§ STORED RECORDS
——

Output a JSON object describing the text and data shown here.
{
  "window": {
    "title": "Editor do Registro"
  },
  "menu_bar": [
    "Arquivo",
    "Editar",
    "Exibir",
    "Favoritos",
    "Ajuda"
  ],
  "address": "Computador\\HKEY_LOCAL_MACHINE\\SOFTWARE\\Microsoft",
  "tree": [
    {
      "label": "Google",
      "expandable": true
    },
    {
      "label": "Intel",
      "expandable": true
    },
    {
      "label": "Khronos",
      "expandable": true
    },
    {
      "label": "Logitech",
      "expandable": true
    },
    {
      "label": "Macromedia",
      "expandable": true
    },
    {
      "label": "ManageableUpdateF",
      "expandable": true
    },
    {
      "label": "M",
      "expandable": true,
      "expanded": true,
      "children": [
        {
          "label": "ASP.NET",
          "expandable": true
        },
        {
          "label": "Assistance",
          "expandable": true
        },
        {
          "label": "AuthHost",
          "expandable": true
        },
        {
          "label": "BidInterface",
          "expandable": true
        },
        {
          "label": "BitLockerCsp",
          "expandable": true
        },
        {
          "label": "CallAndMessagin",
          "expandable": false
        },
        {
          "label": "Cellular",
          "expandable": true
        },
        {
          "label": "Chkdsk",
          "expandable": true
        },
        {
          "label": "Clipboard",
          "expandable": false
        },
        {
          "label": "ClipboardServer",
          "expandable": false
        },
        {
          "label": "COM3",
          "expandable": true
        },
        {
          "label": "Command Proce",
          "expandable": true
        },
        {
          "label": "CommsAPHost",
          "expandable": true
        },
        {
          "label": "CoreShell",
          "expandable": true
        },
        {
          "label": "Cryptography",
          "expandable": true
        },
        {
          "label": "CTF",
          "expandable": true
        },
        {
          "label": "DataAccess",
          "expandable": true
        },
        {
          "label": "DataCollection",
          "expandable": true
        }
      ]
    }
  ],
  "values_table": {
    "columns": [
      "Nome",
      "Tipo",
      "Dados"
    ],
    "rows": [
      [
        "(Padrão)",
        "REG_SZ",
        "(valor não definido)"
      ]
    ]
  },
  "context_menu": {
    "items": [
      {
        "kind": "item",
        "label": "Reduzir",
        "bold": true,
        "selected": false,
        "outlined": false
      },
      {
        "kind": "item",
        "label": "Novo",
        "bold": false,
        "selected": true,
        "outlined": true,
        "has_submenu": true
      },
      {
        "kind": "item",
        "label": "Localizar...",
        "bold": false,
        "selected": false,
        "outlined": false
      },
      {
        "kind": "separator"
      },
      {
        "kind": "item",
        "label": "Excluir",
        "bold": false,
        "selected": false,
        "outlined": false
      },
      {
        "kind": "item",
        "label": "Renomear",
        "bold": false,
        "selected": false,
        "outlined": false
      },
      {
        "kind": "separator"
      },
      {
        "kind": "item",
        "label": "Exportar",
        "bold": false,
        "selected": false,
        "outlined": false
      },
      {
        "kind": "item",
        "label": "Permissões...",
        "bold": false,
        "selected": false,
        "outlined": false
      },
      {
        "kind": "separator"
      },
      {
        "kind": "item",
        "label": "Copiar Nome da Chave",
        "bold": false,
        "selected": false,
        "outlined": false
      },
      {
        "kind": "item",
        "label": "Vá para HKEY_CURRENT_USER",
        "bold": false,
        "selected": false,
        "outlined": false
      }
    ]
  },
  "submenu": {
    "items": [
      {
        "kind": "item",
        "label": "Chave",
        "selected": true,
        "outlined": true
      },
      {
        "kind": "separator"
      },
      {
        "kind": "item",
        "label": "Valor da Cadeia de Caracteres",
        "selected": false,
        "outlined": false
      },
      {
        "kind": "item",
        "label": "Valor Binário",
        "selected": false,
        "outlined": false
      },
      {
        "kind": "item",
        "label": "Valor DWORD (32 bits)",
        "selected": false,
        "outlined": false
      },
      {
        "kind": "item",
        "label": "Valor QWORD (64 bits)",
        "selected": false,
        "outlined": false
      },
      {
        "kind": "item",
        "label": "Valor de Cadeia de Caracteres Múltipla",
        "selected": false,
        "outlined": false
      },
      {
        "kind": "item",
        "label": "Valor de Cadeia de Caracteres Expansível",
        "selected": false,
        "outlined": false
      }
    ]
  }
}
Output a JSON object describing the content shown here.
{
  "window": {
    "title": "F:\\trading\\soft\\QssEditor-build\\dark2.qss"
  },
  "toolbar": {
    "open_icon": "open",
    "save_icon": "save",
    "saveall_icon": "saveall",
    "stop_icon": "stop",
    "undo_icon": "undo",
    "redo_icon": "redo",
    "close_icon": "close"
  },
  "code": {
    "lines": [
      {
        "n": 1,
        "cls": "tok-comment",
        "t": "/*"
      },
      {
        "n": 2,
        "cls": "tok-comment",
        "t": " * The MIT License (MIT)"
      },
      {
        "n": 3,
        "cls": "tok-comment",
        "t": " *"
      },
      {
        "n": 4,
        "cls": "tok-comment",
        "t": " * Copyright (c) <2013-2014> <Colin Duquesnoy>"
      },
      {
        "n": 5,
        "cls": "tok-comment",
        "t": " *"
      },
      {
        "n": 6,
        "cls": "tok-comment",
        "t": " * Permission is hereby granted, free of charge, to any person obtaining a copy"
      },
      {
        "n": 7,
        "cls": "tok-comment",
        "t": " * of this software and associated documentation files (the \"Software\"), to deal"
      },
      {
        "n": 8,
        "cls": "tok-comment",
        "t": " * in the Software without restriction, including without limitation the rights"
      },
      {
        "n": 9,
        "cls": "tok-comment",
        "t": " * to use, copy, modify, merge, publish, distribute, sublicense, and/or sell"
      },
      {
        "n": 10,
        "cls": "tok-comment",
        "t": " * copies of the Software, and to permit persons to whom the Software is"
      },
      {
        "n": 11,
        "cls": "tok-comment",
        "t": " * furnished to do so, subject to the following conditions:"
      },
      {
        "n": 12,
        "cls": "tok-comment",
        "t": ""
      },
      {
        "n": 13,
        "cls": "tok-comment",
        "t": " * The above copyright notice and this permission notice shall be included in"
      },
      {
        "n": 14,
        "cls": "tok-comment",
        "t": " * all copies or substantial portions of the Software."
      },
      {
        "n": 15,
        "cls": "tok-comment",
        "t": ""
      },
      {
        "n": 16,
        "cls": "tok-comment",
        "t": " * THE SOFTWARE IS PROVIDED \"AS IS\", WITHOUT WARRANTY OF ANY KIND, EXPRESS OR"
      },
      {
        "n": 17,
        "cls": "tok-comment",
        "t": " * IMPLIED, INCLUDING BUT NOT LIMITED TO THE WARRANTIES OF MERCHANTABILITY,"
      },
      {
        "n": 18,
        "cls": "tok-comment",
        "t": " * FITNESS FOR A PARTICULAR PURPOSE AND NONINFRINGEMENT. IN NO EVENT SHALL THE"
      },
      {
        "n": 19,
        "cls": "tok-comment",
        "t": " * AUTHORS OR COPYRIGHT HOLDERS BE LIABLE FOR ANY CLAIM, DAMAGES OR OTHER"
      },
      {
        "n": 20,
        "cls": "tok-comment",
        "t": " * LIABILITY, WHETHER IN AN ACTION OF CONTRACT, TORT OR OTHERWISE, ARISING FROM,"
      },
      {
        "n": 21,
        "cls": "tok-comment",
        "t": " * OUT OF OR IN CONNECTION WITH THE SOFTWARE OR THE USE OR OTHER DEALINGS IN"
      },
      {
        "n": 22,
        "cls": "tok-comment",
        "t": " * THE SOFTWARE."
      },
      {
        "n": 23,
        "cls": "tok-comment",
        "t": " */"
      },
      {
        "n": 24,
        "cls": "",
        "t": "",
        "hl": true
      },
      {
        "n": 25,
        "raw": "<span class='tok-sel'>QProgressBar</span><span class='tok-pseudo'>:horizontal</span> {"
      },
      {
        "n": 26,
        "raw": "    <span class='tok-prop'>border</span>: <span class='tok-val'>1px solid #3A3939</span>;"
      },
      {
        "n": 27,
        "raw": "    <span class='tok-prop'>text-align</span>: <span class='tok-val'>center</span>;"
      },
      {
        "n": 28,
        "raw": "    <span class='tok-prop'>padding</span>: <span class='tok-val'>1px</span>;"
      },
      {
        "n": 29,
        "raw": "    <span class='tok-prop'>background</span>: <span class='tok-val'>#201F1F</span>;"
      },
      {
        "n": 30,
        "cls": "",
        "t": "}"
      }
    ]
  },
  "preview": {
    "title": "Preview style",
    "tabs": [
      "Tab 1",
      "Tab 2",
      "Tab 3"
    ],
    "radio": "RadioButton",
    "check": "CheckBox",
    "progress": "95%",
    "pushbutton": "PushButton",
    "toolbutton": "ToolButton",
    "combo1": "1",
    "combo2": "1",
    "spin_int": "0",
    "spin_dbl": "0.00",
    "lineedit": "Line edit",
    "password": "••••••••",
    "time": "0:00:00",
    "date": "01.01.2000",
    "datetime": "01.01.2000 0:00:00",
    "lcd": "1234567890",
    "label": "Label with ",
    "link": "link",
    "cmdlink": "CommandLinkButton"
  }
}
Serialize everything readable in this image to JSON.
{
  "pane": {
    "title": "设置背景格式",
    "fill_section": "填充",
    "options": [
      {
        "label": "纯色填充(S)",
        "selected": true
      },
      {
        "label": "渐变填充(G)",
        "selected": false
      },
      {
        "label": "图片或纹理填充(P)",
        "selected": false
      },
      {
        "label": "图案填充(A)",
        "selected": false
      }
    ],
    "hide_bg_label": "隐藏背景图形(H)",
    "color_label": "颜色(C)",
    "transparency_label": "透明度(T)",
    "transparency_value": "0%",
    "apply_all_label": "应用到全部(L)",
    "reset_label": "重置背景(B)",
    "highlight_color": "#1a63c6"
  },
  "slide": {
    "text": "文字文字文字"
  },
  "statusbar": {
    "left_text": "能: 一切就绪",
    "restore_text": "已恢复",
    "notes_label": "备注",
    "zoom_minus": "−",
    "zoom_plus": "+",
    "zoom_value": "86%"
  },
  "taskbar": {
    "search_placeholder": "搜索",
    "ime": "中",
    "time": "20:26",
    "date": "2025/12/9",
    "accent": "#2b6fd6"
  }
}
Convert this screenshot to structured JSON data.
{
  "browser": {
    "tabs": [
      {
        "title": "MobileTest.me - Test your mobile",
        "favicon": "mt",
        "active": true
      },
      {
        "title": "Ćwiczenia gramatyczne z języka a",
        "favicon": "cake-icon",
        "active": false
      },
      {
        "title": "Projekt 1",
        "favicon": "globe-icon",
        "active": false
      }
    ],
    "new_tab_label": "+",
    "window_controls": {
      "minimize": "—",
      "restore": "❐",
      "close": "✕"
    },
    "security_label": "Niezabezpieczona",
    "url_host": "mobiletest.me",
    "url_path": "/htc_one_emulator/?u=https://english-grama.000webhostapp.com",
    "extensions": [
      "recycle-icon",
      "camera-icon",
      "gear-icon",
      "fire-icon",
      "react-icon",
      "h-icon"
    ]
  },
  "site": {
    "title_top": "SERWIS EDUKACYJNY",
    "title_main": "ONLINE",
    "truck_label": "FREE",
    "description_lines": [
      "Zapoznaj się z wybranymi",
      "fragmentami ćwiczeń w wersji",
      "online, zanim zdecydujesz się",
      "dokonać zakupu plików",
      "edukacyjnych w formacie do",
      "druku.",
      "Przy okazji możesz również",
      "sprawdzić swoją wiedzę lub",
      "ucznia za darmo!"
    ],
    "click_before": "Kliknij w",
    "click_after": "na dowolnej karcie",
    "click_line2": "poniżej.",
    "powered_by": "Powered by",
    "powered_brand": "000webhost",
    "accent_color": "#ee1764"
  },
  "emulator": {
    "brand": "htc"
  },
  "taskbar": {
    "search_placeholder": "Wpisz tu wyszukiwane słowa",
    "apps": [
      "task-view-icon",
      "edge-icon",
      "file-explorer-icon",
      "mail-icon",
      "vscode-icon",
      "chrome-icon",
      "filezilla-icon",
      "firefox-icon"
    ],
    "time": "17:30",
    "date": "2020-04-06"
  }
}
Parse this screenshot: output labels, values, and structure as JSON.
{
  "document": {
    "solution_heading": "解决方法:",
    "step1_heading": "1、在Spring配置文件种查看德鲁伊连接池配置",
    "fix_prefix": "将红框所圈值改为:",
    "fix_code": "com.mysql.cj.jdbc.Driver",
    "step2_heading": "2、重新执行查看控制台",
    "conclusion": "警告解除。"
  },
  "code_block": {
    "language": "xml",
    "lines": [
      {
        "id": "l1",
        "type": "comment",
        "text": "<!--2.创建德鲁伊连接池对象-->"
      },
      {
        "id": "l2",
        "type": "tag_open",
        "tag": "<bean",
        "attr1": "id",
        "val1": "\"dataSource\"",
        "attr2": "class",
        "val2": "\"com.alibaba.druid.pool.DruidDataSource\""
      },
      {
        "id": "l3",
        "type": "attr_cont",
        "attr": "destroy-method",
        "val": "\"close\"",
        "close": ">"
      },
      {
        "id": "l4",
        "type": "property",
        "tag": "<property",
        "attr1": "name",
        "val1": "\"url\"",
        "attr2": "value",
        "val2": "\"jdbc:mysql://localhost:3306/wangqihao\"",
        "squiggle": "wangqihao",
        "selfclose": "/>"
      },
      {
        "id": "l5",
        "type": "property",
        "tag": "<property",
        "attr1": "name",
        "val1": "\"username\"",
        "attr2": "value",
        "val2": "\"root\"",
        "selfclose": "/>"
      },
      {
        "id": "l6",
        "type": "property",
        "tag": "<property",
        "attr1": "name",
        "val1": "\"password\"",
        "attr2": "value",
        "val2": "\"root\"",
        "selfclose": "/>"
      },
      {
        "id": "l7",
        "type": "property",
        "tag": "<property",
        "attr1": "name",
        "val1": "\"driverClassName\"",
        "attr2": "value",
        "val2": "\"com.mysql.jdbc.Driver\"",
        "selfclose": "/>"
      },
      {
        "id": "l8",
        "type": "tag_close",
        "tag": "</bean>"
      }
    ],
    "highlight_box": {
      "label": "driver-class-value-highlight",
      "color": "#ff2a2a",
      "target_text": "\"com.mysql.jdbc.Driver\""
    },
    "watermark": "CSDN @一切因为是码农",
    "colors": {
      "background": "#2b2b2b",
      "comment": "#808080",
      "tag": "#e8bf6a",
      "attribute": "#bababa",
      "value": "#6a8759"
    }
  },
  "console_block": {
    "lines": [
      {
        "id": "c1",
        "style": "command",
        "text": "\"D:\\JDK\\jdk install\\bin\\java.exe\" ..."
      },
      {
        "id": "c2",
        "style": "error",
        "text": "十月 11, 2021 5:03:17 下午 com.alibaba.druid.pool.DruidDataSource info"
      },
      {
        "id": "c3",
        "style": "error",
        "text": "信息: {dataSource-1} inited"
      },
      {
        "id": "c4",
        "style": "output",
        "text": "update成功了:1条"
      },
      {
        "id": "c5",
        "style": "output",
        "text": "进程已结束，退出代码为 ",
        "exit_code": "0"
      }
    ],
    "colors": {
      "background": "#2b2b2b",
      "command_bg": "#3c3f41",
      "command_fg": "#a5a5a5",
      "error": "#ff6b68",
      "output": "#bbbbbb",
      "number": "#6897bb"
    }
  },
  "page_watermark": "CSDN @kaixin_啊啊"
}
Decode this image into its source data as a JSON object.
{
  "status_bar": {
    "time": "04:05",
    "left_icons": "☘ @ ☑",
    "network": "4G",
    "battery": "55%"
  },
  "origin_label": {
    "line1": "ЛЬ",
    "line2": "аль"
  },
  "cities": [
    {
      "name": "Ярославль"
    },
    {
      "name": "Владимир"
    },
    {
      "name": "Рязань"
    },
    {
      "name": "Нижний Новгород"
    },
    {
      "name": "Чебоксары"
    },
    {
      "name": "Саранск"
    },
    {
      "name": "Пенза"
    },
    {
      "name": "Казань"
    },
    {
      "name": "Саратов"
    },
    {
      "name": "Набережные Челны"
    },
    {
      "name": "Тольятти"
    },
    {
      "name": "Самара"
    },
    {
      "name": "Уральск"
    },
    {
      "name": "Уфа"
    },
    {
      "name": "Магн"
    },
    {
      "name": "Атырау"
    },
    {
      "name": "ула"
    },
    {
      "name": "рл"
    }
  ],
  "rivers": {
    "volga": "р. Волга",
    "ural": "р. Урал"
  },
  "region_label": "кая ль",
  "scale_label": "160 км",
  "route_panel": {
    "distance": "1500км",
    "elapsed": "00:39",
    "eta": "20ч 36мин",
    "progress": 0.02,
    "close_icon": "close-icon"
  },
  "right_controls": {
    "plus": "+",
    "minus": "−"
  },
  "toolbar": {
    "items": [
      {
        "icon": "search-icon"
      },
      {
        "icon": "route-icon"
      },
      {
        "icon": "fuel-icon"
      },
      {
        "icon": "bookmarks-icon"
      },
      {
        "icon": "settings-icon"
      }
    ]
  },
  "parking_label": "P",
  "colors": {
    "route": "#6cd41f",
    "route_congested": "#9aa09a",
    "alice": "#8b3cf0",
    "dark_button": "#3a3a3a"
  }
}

——

§ SHORT EXERCISE
Locate the string "Chave" in the listing above and copy every line where it occurs.

§ ANSWER TO THE TASK
        "label": "Copiar Nome da Chave",
        "label": "Chave",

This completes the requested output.